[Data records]
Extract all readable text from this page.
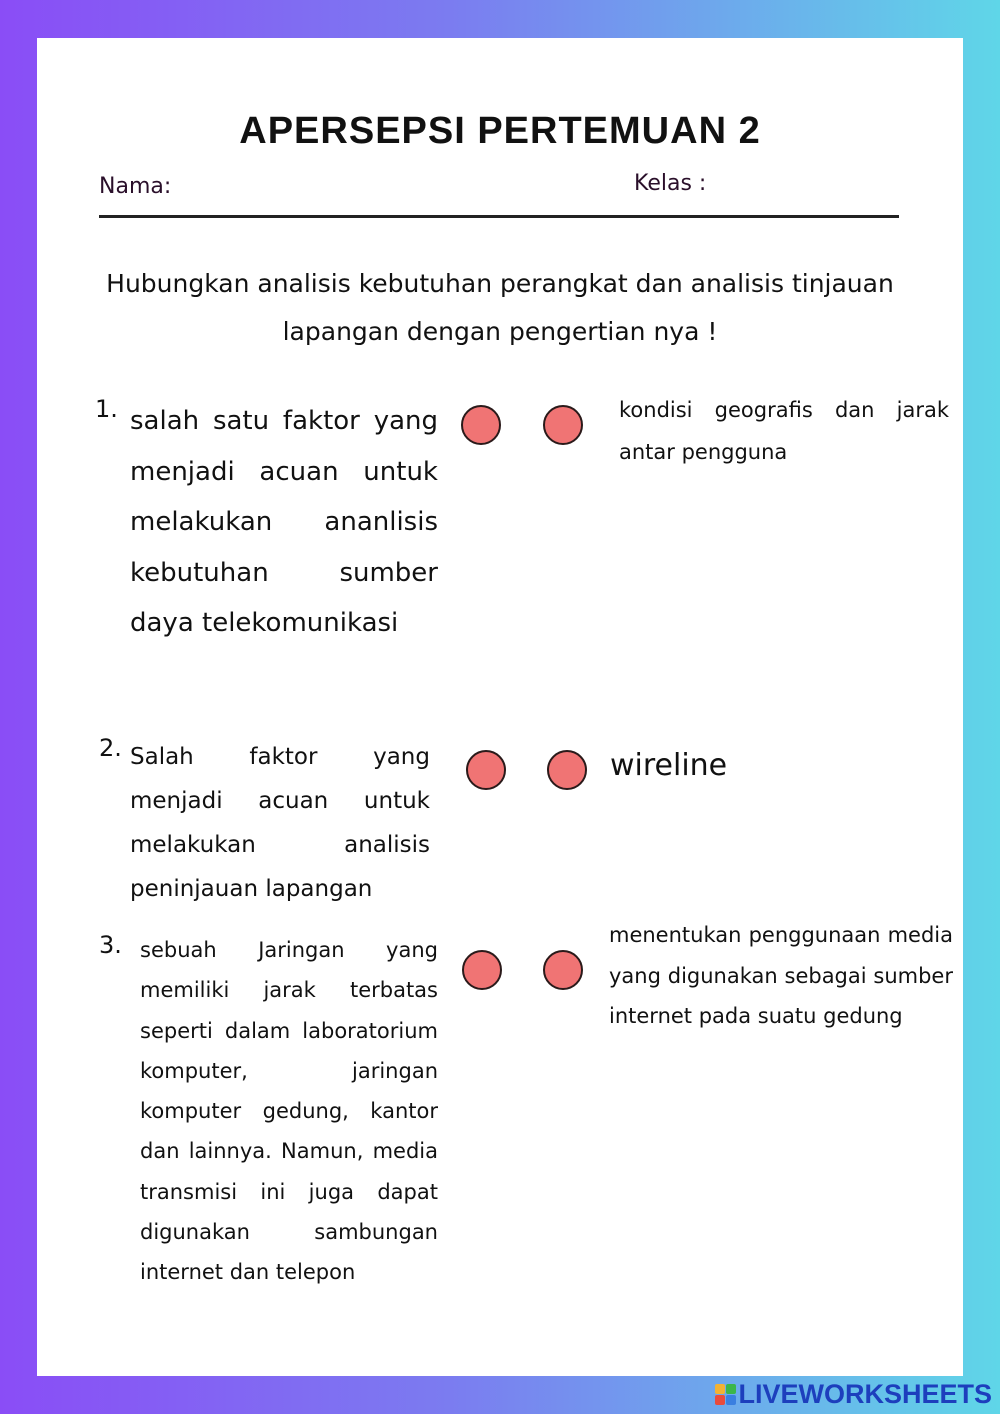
APERSEPSI PERTEMUAN 2
Nama:	Kelas :
Hubungkan analisis kebutuhan perangkat dan analisis tinjauan lapangan dengan pengertian nya !
1. salah satu faktor yang menjadi acuan untuk melakukan ananlisis kebutuhan sumber daya telekomunikasi
2. Salah faktor yang menjadi acuan untuk melakukan analisis peninjauan lapangan
3. sebuah Jaringan yang memiliki jarak terbatas seperti dalam laboratorium komputer, jaringan komputer gedung, kantor dan lainnya. Namun, media transmisi ini juga dapat digunakan sambungan internet dan telepon
kondisi geografis dan jarak antar pengguna
wireline
menentukan penggunaan media yang digunakan sebagai sumber internet pada suatu gedung
LIVEWORKSHEETS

> **Exercise goal**
Go through the records and gather the lines that hold "menjadi".

> **Solution below**
1. salah satu faktor yang menjadi acuan untuk melakukan ananlisis kebutuhan sumber daya telekomunikasi
2. Salah faktor yang menjadi acuan untuk melakukan analisis peninjauan lapangan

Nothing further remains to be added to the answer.